Saved entries:
start
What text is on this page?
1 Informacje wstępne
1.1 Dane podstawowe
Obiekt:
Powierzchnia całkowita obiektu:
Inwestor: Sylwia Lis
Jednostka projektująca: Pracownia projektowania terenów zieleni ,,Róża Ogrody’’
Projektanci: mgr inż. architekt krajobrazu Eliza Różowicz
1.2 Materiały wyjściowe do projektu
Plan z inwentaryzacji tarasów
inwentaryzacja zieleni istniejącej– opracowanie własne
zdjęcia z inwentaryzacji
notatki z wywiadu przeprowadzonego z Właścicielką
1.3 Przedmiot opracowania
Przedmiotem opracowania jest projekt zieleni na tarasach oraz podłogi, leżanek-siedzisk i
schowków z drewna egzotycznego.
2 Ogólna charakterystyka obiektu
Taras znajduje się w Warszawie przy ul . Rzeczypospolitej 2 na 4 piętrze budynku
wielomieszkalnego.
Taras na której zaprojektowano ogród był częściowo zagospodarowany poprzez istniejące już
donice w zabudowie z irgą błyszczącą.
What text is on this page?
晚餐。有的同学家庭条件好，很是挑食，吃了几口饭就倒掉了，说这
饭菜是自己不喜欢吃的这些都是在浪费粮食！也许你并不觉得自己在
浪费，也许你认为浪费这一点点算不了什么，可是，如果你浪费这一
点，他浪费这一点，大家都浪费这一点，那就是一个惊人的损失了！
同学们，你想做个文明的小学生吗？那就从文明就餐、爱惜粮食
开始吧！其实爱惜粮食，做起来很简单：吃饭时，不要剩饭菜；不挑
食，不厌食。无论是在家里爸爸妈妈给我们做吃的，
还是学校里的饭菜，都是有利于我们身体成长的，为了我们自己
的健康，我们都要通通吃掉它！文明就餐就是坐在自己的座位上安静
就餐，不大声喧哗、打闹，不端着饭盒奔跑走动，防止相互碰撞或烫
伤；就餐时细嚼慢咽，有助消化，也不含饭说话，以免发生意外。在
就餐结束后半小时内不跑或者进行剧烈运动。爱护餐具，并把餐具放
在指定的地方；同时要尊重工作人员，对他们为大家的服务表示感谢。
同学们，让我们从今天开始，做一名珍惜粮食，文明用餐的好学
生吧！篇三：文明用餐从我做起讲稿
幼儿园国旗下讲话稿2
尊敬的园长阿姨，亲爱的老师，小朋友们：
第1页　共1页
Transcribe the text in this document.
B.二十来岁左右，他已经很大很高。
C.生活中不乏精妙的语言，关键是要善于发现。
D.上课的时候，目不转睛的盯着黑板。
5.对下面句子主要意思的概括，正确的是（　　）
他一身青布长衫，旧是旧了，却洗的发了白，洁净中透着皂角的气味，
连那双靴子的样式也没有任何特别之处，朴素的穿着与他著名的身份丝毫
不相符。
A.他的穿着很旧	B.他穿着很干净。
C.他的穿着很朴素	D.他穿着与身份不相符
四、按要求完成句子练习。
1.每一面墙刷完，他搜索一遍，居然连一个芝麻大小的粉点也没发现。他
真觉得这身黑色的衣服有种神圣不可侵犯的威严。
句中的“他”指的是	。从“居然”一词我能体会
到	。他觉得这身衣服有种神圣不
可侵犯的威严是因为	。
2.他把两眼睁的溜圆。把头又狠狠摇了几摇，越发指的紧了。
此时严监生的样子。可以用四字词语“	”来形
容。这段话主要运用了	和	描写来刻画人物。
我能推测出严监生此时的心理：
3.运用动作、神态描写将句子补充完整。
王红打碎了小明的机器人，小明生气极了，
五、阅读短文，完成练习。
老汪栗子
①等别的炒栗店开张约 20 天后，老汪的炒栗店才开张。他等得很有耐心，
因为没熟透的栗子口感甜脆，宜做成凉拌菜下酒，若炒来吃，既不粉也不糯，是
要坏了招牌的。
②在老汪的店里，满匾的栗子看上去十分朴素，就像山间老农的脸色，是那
end
*Short task:* All of the entries should be written out again exactly.

*Solution:*
What text is on this page?
1 Informacje wstępne
1.1 Dane podstawowe
Obiekt:
Powierzchnia całkowita obiektu:
Inwestor: Sylwia Lis
Jednostka projektująca: Pracownia projektowania terenów zieleni ,,Róża Ogrody’’
Projektanci: mgr inż. architekt krajobrazu Eliza Różowicz
1.2 Materiały wyjściowe do projektu
Plan z inwentaryzacji tarasów
inwentaryzacja zieleni istniejącej– opracowanie własne
zdjęcia z inwentaryzacji
notatki z wywiadu przeprowadzonego z Właścicielką
1.3 Przedmiot opracowania
Przedmiotem opracowania jest projekt zieleni na tarasach oraz podłogi, leżanek-siedzisk i
schowków z drewna egzotycznego.
2 Ogólna charakterystyka obiektu
Taras znajduje się w Warszawie przy ul . Rzeczypospolitej 2 na 4 piętrze budynku
wielomieszkalnego.
Taras na której zaprojektowano ogród był częściowo zagospodarowany poprzez istniejące już
donice w zabudowie z irgą błyszczącą.
What text is on this page?
晚餐。有的同学家庭条件好，很是挑食，吃了几口饭就倒掉了，说这
饭菜是自己不喜欢吃的这些都是在浪费粮食！也许你并不觉得自己在
浪费，也许你认为浪费这一点点算不了什么，可是，如果你浪费这一
点，他浪费这一点，大家都浪费这一点，那就是一个惊人的损失了！
同学们，你想做个文明的小学生吗？那就从文明就餐、爱惜粮食
开始吧！其实爱惜粮食，做起来很简单：吃饭时，不要剩饭菜；不挑
食，不厌食。无论是在家里爸爸妈妈给我们做吃的，
还是学校里的饭菜，都是有利于我们身体成长的，为了我们自己
的健康，我们都要通通吃掉它！文明就餐就是坐在自己的座位上安静
就餐，不大声喧哗、打闹，不端着饭盒奔跑走动，防止相互碰撞或烫
伤；就餐时细嚼慢咽，有助消化，也不含饭说话，以免发生意外。在
就餐结束后半小时内不跑或者进行剧烈运动。爱护餐具，并把餐具放
在指定的地方；同时要尊重工作人员，对他们为大家的服务表示感谢。
同学们，让我们从今天开始，做一名珍惜粮食，文明用餐的好学
生吧！篇三：文明用餐从我做起讲稿
幼儿园国旗下讲话稿2
尊敬的园长阿姨，亲爱的老师，小朋友们：
第1页　共1页
Transcribe the text in this document.
B.二十来岁左右，他已经很大很高。
C.生活中不乏精妙的语言，关键是要善于发现。
D.上课的时候，目不转睛的盯着黑板。
5.对下面句子主要意思的概括，正确的是（　　）
他一身青布长衫，旧是旧了，却洗的发了白，洁净中透着皂角的气味，
连那双靴子的样式也没有任何特别之处，朴素的穿着与他著名的身份丝毫
不相符。
A.他的穿着很旧	B.他穿着很干净。
C.他的穿着很朴素	D.他穿着与身份不相符
四、按要求完成句子练习。
1.每一面墙刷完，他搜索一遍，居然连一个芝麻大小的粉点也没发现。他
真觉得这身黑色的衣服有种神圣不可侵犯的威严。
句中的“他”指的是	。从“居然”一词我能体会
到	。他觉得这身衣服有种神圣不
可侵犯的威严是因为	。
2.他把两眼睁的溜圆。把头又狠狠摇了几摇，越发指的紧了。
此时严监生的样子。可以用四字词语“	”来形
容。这段话主要运用了	和	描写来刻画人物。
我能推测出严监生此时的心理：
3.运用动作、神态描写将句子补充完整。
王红打碎了小明的机器人，小明生气极了，
五、阅读短文，完成练习。
老汪栗子
①等别的炒栗店开张约 20 天后，老汪的炒栗店才开张。他等得很有耐心，
因为没熟透的栗子口感甜脆，宜做成凉拌菜下酒，若炒来吃，既不粉也不糯，是
要坏了招牌的。
②在老汪的店里，满匾的栗子看上去十分朴素，就像山间老农的脸色，是那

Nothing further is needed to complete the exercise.